- _SHORT EXERCISE_: Write out every entry exactly as it stands.

- _TASK INPUTS_:
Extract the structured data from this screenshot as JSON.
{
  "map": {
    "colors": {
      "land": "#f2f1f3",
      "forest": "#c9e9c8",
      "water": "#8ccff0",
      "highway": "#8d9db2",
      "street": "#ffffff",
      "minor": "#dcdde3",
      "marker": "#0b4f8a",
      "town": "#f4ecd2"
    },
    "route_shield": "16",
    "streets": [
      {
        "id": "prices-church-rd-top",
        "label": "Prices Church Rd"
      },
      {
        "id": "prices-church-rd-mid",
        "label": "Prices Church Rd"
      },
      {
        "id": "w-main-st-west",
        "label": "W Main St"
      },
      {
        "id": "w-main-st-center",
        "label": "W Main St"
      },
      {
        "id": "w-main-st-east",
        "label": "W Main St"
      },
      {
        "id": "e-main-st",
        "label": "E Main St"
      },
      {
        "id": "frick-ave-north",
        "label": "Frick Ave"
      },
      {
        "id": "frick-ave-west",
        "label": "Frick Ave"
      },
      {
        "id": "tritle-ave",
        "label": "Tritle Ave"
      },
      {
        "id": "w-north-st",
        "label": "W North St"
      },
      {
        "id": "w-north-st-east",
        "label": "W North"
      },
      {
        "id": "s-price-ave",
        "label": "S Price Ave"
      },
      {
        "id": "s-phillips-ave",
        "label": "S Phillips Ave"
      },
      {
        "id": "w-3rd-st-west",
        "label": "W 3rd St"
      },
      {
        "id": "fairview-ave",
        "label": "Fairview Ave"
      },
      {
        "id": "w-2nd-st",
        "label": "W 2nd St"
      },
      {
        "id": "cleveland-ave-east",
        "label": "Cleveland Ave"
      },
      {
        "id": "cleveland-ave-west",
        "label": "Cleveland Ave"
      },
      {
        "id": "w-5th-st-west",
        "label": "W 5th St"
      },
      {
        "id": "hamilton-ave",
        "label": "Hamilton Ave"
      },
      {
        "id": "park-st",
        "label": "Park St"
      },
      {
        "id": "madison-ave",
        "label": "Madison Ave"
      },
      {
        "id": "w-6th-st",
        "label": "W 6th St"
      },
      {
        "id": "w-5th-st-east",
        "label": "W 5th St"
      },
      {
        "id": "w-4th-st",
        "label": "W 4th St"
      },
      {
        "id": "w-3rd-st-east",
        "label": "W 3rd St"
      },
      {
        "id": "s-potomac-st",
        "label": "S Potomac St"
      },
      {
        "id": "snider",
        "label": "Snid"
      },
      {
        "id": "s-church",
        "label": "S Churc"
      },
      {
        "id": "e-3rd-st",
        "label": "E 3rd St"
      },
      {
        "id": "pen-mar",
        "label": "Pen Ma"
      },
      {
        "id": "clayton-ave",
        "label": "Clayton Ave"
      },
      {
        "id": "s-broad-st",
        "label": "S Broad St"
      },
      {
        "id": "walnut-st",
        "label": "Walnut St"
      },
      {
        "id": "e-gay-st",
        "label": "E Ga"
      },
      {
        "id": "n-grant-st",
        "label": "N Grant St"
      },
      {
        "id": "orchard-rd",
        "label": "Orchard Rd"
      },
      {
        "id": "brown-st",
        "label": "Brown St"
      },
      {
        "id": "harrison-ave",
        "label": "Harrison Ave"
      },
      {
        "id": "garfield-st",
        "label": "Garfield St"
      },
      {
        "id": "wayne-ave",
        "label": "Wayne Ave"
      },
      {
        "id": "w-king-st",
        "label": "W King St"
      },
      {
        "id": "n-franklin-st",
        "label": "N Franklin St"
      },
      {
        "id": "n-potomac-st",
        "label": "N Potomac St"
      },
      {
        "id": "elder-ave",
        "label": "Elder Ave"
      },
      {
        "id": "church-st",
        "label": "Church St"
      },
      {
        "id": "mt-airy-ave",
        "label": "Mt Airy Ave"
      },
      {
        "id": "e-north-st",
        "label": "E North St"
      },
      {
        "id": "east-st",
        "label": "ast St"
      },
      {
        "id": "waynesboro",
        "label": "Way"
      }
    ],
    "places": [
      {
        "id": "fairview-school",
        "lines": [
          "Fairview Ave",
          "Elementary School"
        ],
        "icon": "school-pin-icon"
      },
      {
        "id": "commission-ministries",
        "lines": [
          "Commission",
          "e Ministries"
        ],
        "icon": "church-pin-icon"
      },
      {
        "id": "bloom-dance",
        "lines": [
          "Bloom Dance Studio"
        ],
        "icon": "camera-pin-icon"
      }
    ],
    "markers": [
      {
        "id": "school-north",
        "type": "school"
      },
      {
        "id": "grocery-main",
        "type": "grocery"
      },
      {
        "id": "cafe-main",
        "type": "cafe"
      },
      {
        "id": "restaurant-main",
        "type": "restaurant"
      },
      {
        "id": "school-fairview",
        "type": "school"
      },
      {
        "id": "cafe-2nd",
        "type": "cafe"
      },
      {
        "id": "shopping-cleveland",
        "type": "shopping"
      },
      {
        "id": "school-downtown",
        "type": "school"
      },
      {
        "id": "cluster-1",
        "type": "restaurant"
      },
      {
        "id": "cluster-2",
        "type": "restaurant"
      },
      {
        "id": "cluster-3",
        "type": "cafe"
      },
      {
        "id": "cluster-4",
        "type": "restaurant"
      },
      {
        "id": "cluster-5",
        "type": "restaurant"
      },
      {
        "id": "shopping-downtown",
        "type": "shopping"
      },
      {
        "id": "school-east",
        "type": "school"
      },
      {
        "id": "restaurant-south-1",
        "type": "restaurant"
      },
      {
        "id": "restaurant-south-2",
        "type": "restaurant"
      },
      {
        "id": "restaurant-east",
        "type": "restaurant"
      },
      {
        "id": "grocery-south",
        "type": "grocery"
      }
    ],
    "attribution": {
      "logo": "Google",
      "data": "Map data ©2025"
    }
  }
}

- _THE RESPONSE_:
Extract the structured data from this screenshot as JSON.
{
  "map": {
    "colors": {
      "land": "#f2f1f3",
      "forest": "#c9e9c8",
      "water": "#8ccff0",
      "highway": "#8d9db2",
      "street": "#ffffff",
      "minor": "#dcdde3",
      "marker": "#0b4f8a",
      "town": "#f4ecd2"
    },
    "route_shield": "16",
    "streets": [
      {
        "id": "prices-church-rd-top",
        "label": "Prices Church Rd"
      },
      {
        "id": "prices-church-rd-mid",
        "label": "Prices Church Rd"
      },
      {
        "id": "w-main-st-west",
        "label": "W Main St"
      },
      {
        "id": "w-main-st-center",
        "label": "W Main St"
      },
      {
        "id": "w-main-st-east",
        "label": "W Main St"
      },
      {
        "id": "e-main-st",
        "label": "E Main St"
      },
      {
        "id": "frick-ave-north",
        "label": "Frick Ave"
      },
      {
        "id": "frick-ave-west",
        "label": "Frick Ave"
      },
      {
        "id": "tritle-ave",
        "label": "Tritle Ave"
      },
      {
        "id": "w-north-st",
        "label": "W North St"
      },
      {
        "id": "w-north-st-east",
        "label": "W North"
      },
      {
        "id": "s-price-ave",
        "label": "S Price Ave"
      },
      {
        "id": "s-phillips-ave",
        "label": "S Phillips Ave"
      },
      {
        "id": "w-3rd-st-west",
        "label": "W 3rd St"
      },
      {
        "id": "fairview-ave",
        "label": "Fairview Ave"
      },
      {
        "id": "w-2nd-st",
        "label": "W 2nd St"
      },
      {
        "id": "cleveland-ave-east",
        "label": "Cleveland Ave"
      },
      {
        "id": "cleveland-ave-west",
        "label": "Cleveland Ave"
      },
      {
        "id": "w-5th-st-west",
        "label": "W 5th St"
      },
      {
        "id": "hamilton-ave",
        "label": "Hamilton Ave"
      },
      {
        "id": "park-st",
        "label": "Park St"
      },
      {
        "id": "madison-ave",
        "label": "Madison Ave"
      },
      {
        "id": "w-6th-st",
        "label": "W 6th St"
      },
      {
        "id": "w-5th-st-east",
        "label": "W 5th St"
      },
      {
        "id": "w-4th-st",
        "label": "W 4th St"
      },
      {
        "id": "w-3rd-st-east",
        "label": "W 3rd St"
      },
      {
        "id": "s-potomac-st",
        "label": "S Potomac St"
      },
      {
        "id": "snider",
        "label": "Snid"
      },
      {
        "id": "s-church",
        "label": "S Churc"
      },
      {
        "id": "e-3rd-st",
        "label": "E 3rd St"
      },
      {
        "id": "pen-mar",
        "label": "Pen Ma"
      },
      {
        "id": "clayton-ave",
        "label": "Clayton Ave"
      },
      {
        "id": "s-broad-st",
        "label": "S Broad St"
      },
      {
        "id": "walnut-st",
        "label": "Walnut St"
      },
      {
        "id": "e-gay-st",
        "label": "E Ga"
      },
      {
        "id": "n-grant-st",
        "label": "N Grant St"
      },
      {
        "id": "orchard-rd",
        "label": "Orchard Rd"
      },
      {
        "id": "brown-st",
        "label": "Brown St"
      },
      {
        "id": "harrison-ave",
        "label": "Harrison Ave"
      },
      {
        "id": "garfield-st",
        "label": "Garfield St"
      },
      {
        "id": "wayne-ave",
        "label": "Wayne Ave"
      },
      {
        "id": "w-king-st",
        "label": "W King St"
      },
      {
        "id": "n-franklin-st",
        "label": "N Franklin St"
      },
      {
        "id": "n-potomac-st",
        "label": "N Potomac St"
      },
      {
        "id": "elder-ave",
        "label": "Elder Ave"
      },
      {
        "id": "church-st",
        "label": "Church St"
      },
      {
        "id": "mt-airy-ave",
        "label": "Mt Airy Ave"
      },
      {
        "id": "e-north-st",
        "label": "E North St"
      },
      {
        "id": "east-st",
        "label": "ast St"
      },
      {
        "id": "waynesboro",
        "label": "Way"
      }
    ],
    "places": [
      {
        "id": "fairview-school",
        "lines": [
          "Fairview Ave",
          "Elementary School"
        ],
        "icon": "school-pin-icon"
      },
      {
        "id": "commission-ministries",
        "lines": [
          "Commission",
          "e Ministries"
        ],
        "icon": "church-pin-icon"
      },
      {
        "id": "bloom-dance",
        "lines": [
          "Bloom Dance Studio"
        ],
        "icon": "camera-pin-icon"
      }
    ],
    "markers": [
      {
        "id": "school-north",
        "type": "school"
      },
      {
        "id": "grocery-main",
        "type": "grocery"
      },
      {
        "id": "cafe-main",
        "type": "cafe"
      },
      {
        "id": "restaurant-main",
        "type": "restaurant"
      },
      {
        "id": "school-fairview",
        "type": "school"
      },
      {
        "id": "cafe-2nd",
        "type": "cafe"
      },
      {
        "id": "shopping-cleveland",
        "type": "shopping"
      },
      {
        "id": "school-downtown",
        "type": "school"
      },
      {
        "id": "cluster-1",
        "type": "restaurant"
      },
      {
        "id": "cluster-2",
        "type": "restaurant"
      },
      {
        "id": "cluster-3",
        "type": "cafe"
      },
      {
        "id": "cluster-4",
        "type": "restaurant"
      },
      {
        "id": "cluster-5",
        "type": "restaurant"
      },
      {
        "id": "shopping-downtown",
        "type": "shopping"
      },
      {
        "id": "school-east",
        "type": "school"
      },
      {
        "id": "restaurant-south-1",
        "type": "restaurant"
      },
      {
        "id": "restaurant-south-2",
        "type": "restaurant"
      },
      {
        "id": "restaurant-east",
        "type": "restaurant"
      },
      {
        "id": "grocery-south",
        "type": "grocery"
      }
    ],
    "attribution": {
      "logo": "Google",
      "data": "Map data ©2025"
    }
  }
}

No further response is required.